Give back the records below exactly, every one, with no pictures.

--- Record extracts ---

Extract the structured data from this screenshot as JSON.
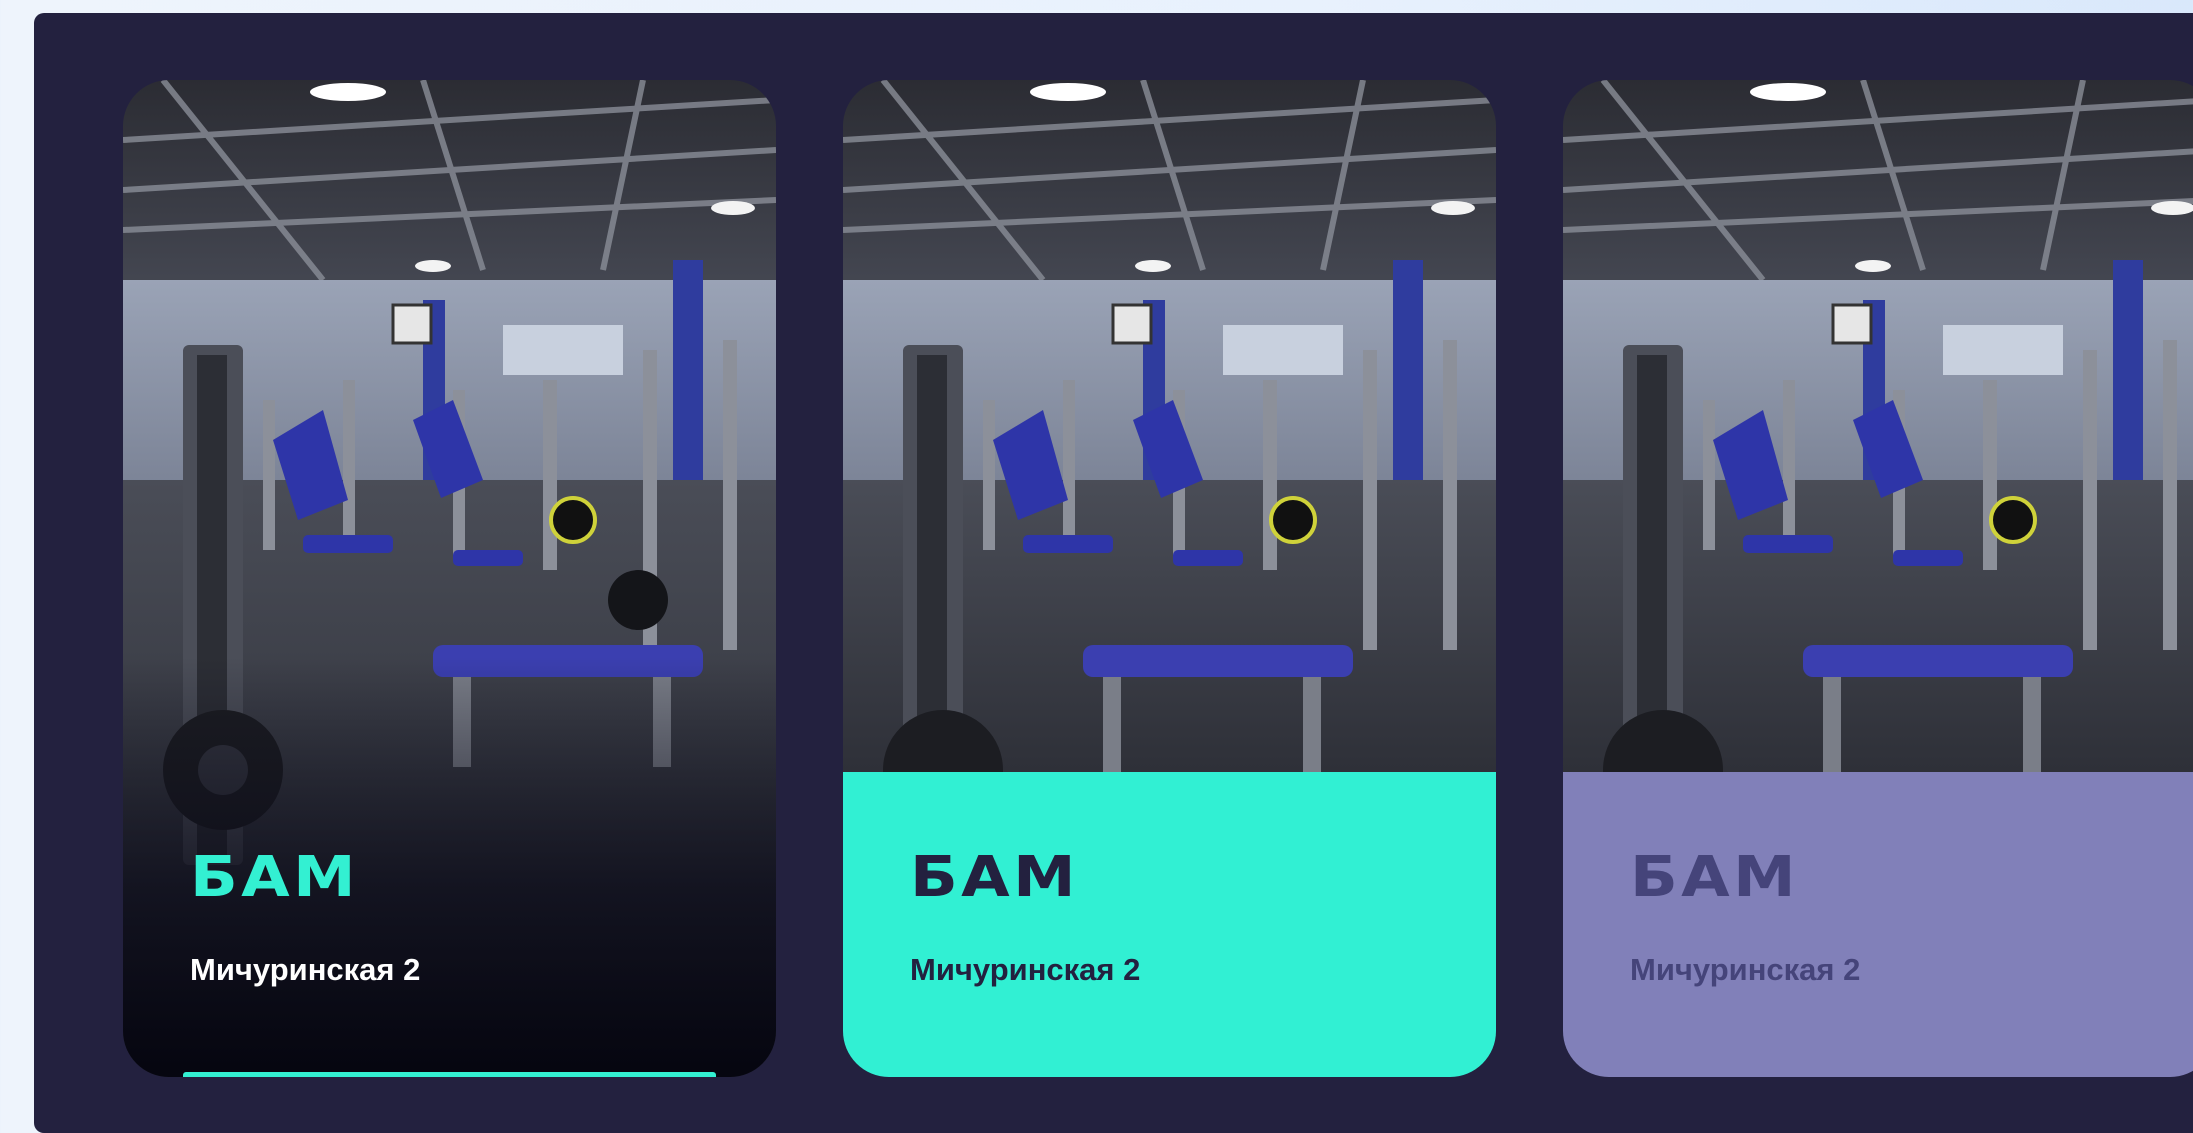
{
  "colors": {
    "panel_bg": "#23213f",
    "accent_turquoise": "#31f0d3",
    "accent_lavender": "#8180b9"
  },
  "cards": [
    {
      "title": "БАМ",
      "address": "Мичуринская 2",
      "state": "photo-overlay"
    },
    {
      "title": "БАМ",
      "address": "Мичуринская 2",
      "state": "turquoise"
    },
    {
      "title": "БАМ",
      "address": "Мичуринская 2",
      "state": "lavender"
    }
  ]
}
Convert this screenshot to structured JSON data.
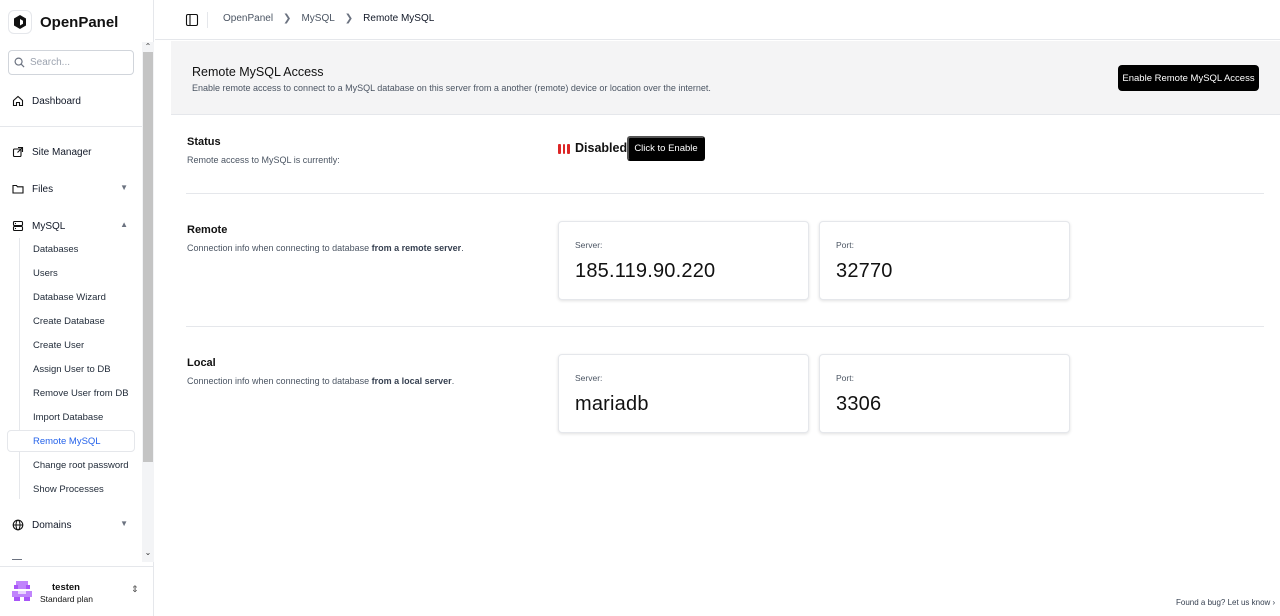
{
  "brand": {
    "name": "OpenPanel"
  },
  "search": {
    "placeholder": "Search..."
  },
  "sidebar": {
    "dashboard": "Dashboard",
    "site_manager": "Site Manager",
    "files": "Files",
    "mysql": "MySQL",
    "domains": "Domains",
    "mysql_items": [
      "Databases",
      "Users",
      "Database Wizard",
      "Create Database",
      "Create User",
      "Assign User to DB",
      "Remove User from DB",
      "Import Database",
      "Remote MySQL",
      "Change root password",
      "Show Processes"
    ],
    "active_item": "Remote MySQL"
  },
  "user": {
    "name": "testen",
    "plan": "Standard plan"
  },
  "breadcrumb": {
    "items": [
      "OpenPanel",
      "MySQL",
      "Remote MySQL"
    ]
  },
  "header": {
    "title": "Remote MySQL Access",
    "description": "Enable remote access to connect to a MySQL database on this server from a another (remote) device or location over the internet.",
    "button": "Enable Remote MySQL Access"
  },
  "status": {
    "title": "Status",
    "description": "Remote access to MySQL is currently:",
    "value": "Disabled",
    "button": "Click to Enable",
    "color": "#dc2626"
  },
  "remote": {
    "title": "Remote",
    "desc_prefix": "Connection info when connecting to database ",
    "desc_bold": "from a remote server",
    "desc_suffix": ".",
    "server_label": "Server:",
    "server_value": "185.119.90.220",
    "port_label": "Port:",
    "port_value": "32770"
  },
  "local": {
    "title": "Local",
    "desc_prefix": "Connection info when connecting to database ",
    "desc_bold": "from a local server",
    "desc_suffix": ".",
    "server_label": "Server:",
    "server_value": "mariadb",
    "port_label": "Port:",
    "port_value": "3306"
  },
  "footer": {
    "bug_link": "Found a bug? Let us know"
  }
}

---

[Task output]
Extract the structured data from this screenshot as JSON.
{
  "colors": {
    "panel_bg": "#23213f",
    "accent_turquoise": "#31f0d3",
    "accent_lavender": "#8180b9"
  },
  "cards": [
    {
      "title": "БАМ",
      "address": "Мичуринская 2",
      "state": "photo-overlay"
    },
    {
      "title": "БАМ",
      "address": "Мичуринская 2",
      "state": "turquoise"
    },
    {
      "title": "БАМ",
      "address": "Мичуринская 2",
      "state": "lavender"
    }
  ]
}
Convert this screenshot to structured JSON data.
{
  "brand": {
    "name": "OpenPanel"
  },
  "search": {
    "placeholder": "Search..."
  },
  "sidebar": {
    "dashboard": "Dashboard",
    "site_manager": "Site Manager",
    "files": "Files",
    "mysql": "MySQL",
    "domains": "Domains",
    "mysql_items": [
      "Databases",
      "Users",
      "Database Wizard",
      "Create Database",
      "Create User",
      "Assign User to DB",
      "Remove User from DB",
      "Import Database",
      "Remote MySQL",
      "Change root password",
      "Show Processes"
    ],
    "active_item": "Remote MySQL"
  },
  "user": {
    "name": "testen",
    "plan": "Standard plan"
  },
  "breadcrumb": {
    "items": [
      "OpenPanel",
      "MySQL",
      "Remote MySQL"
    ]
  },
  "header": {
    "title": "Remote MySQL Access",
    "description": "Enable remote access to connect to a MySQL database on this server from a another (remote) device or location over the internet.",
    "button": "Enable Remote MySQL Access"
  },
  "status": {
    "title": "Status",
    "description": "Remote access to MySQL is currently:",
    "value": "Disabled",
    "button": "Click to Enable",
    "color": "#dc2626"
  },
  "remote": {
    "title": "Remote",
    "desc_prefix": "Connection info when connecting to database ",
    "desc_bold": "from a remote server",
    "desc_suffix": ".",
    "server_label": "Server:",
    "server_value": "185.119.90.220",
    "port_label": "Port:",
    "port_value": "32770"
  },
  "local": {
    "title": "Local",
    "desc_prefix": "Connection info when connecting to database ",
    "desc_bold": "from a local server",
    "desc_suffix": ".",
    "server_label": "Server:",
    "server_value": "mariadb",
    "port_label": "Port:",
    "port_value": "3306"
  },
  "footer": {
    "bug_link": "Found a bug? Let us know"
  }
}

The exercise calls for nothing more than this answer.